- _Collected data_
^^^^^^^^^^^^^^^^

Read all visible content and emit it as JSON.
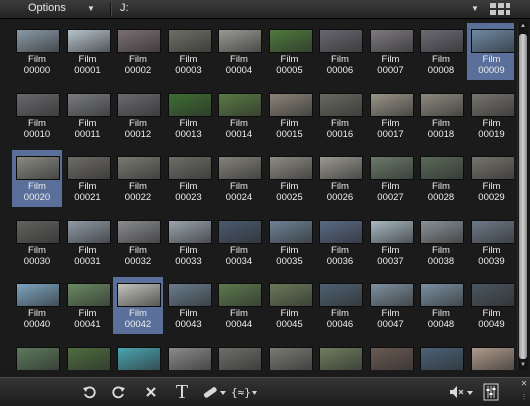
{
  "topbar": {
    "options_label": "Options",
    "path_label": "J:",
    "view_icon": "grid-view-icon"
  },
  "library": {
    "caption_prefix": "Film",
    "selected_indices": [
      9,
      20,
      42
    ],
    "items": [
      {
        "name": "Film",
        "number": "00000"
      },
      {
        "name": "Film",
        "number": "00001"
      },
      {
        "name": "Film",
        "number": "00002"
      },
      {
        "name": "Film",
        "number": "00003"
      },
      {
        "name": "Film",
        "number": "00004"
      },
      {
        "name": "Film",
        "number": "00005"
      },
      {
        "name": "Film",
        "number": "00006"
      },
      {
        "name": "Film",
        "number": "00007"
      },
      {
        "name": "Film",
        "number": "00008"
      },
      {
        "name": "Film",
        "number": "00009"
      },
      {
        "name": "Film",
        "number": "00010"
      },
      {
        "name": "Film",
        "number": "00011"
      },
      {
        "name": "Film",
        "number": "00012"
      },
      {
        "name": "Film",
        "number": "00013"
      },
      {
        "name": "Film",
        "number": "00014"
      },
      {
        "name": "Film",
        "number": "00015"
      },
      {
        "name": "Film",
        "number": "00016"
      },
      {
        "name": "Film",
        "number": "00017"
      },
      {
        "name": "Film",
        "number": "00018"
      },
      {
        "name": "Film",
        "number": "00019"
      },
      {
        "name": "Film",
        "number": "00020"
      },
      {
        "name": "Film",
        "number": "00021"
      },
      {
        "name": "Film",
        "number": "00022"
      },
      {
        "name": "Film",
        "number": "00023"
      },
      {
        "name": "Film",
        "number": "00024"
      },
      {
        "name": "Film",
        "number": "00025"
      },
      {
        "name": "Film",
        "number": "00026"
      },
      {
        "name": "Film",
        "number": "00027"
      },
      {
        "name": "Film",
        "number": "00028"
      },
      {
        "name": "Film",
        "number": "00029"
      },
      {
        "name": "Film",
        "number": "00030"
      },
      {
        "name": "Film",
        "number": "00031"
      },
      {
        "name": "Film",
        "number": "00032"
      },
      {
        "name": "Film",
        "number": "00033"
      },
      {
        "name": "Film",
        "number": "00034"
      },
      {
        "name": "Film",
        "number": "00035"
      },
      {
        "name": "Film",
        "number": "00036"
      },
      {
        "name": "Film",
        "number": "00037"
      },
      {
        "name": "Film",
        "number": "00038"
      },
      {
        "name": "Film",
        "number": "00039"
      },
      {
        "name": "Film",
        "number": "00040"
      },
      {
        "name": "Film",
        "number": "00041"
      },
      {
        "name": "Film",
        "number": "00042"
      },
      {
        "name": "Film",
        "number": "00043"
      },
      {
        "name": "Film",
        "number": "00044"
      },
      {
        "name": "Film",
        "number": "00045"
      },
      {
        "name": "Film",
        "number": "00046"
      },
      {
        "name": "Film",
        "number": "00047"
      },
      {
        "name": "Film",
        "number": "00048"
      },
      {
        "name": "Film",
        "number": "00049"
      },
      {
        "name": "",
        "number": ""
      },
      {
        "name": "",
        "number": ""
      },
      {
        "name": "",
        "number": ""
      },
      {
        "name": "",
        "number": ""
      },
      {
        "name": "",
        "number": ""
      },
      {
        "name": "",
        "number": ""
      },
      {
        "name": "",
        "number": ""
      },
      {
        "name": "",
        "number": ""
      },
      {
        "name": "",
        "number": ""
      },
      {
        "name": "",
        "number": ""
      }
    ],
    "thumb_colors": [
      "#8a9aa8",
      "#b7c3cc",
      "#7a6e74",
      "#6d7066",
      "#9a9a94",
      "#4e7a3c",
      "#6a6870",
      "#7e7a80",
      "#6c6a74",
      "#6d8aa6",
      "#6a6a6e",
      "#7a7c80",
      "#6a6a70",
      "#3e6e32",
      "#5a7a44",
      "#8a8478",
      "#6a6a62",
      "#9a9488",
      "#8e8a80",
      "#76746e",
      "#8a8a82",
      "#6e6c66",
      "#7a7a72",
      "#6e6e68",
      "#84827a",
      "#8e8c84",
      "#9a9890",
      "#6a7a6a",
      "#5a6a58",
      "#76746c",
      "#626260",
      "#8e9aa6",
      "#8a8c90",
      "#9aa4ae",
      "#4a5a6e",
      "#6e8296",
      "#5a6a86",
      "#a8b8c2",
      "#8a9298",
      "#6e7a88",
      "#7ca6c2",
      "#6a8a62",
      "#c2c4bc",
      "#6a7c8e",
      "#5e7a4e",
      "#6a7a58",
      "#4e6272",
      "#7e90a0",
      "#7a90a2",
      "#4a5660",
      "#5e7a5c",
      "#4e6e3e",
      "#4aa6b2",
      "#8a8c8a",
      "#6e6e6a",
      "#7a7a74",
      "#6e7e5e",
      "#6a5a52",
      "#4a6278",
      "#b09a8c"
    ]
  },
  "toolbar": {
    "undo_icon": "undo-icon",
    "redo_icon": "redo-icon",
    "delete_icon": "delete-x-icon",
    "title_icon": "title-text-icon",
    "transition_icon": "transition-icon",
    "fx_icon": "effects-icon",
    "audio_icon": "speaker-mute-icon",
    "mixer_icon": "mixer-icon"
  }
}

^^^^^^^^^^^^^^^^

- _GOAL_
Reproduce each entry verbatim, excluding any embedded images.

- _CORRECT RESPONSE_
Read all visible content and emit it as JSON.
{
  "topbar": {
    "options_label": "Options",
    "path_label": "J:",
    "view_icon": "grid-view-icon"
  },
  "library": {
    "caption_prefix": "Film",
    "selected_indices": [
      9,
      20,
      42
    ],
    "items": [
      {
        "name": "Film",
        "number": "00000"
      },
      {
        "name": "Film",
        "number": "00001"
      },
      {
        "name": "Film",
        "number": "00002"
      },
      {
        "name": "Film",
        "number": "00003"
      },
      {
        "name": "Film",
        "number": "00004"
      },
      {
        "name": "Film",
        "number": "00005"
      },
      {
        "name": "Film",
        "number": "00006"
      },
      {
        "name": "Film",
        "number": "00007"
      },
      {
        "name": "Film",
        "number": "00008"
      },
      {
        "name": "Film",
        "number": "00009"
      },
      {
        "name": "Film",
        "number": "00010"
      },
      {
        "name": "Film",
        "number": "00011"
      },
      {
        "name": "Film",
        "number": "00012"
      },
      {
        "name": "Film",
        "number": "00013"
      },
      {
        "name": "Film",
        "number": "00014"
      },
      {
        "name": "Film",
        "number": "00015"
      },
      {
        "name": "Film",
        "number": "00016"
      },
      {
        "name": "Film",
        "number": "00017"
      },
      {
        "name": "Film",
        "number": "00018"
      },
      {
        "name": "Film",
        "number": "00019"
      },
      {
        "name": "Film",
        "number": "00020"
      },
      {
        "name": "Film",
        "number": "00021"
      },
      {
        "name": "Film",
        "number": "00022"
      },
      {
        "name": "Film",
        "number": "00023"
      },
      {
        "name": "Film",
        "number": "00024"
      },
      {
        "name": "Film",
        "number": "00025"
      },
      {
        "name": "Film",
        "number": "00026"
      },
      {
        "name": "Film",
        "number": "00027"
      },
      {
        "name": "Film",
        "number": "00028"
      },
      {
        "name": "Film",
        "number": "00029"
      },
      {
        "name": "Film",
        "number": "00030"
      },
      {
        "name": "Film",
        "number": "00031"
      },
      {
        "name": "Film",
        "number": "00032"
      },
      {
        "name": "Film",
        "number": "00033"
      },
      {
        "name": "Film",
        "number": "00034"
      },
      {
        "name": "Film",
        "number": "00035"
      },
      {
        "name": "Film",
        "number": "00036"
      },
      {
        "name": "Film",
        "number": "00037"
      },
      {
        "name": "Film",
        "number": "00038"
      },
      {
        "name": "Film",
        "number": "00039"
      },
      {
        "name": "Film",
        "number": "00040"
      },
      {
        "name": "Film",
        "number": "00041"
      },
      {
        "name": "Film",
        "number": "00042"
      },
      {
        "name": "Film",
        "number": "00043"
      },
      {
        "name": "Film",
        "number": "00044"
      },
      {
        "name": "Film",
        "number": "00045"
      },
      {
        "name": "Film",
        "number": "00046"
      },
      {
        "name": "Film",
        "number": "00047"
      },
      {
        "name": "Film",
        "number": "00048"
      },
      {
        "name": "Film",
        "number": "00049"
      },
      {
        "name": "",
        "number": ""
      },
      {
        "name": "",
        "number": ""
      },
      {
        "name": "",
        "number": ""
      },
      {
        "name": "",
        "number": ""
      },
      {
        "name": "",
        "number": ""
      },
      {
        "name": "",
        "number": ""
      },
      {
        "name": "",
        "number": ""
      },
      {
        "name": "",
        "number": ""
      },
      {
        "name": "",
        "number": ""
      },
      {
        "name": "",
        "number": ""
      }
    ],
    "thumb_colors": [
      "#8a9aa8",
      "#b7c3cc",
      "#7a6e74",
      "#6d7066",
      "#9a9a94",
      "#4e7a3c",
      "#6a6870",
      "#7e7a80",
      "#6c6a74",
      "#6d8aa6",
      "#6a6a6e",
      "#7a7c80",
      "#6a6a70",
      "#3e6e32",
      "#5a7a44",
      "#8a8478",
      "#6a6a62",
      "#9a9488",
      "#8e8a80",
      "#76746e",
      "#8a8a82",
      "#6e6c66",
      "#7a7a72",
      "#6e6e68",
      "#84827a",
      "#8e8c84",
      "#9a9890",
      "#6a7a6a",
      "#5a6a58",
      "#76746c",
      "#626260",
      "#8e9aa6",
      "#8a8c90",
      "#9aa4ae",
      "#4a5a6e",
      "#6e8296",
      "#5a6a86",
      "#a8b8c2",
      "#8a9298",
      "#6e7a88",
      "#7ca6c2",
      "#6a8a62",
      "#c2c4bc",
      "#6a7c8e",
      "#5e7a4e",
      "#6a7a58",
      "#4e6272",
      "#7e90a0",
      "#7a90a2",
      "#4a5660",
      "#5e7a5c",
      "#4e6e3e",
      "#4aa6b2",
      "#8a8c8a",
      "#6e6e6a",
      "#7a7a74",
      "#6e7e5e",
      "#6a5a52",
      "#4a6278",
      "#b09a8c"
    ]
  },
  "toolbar": {
    "undo_icon": "undo-icon",
    "redo_icon": "redo-icon",
    "delete_icon": "delete-x-icon",
    "title_icon": "title-text-icon",
    "transition_icon": "transition-icon",
    "fx_icon": "effects-icon",
    "audio_icon": "speaker-mute-icon",
    "mixer_icon": "mixer-icon"
  }
}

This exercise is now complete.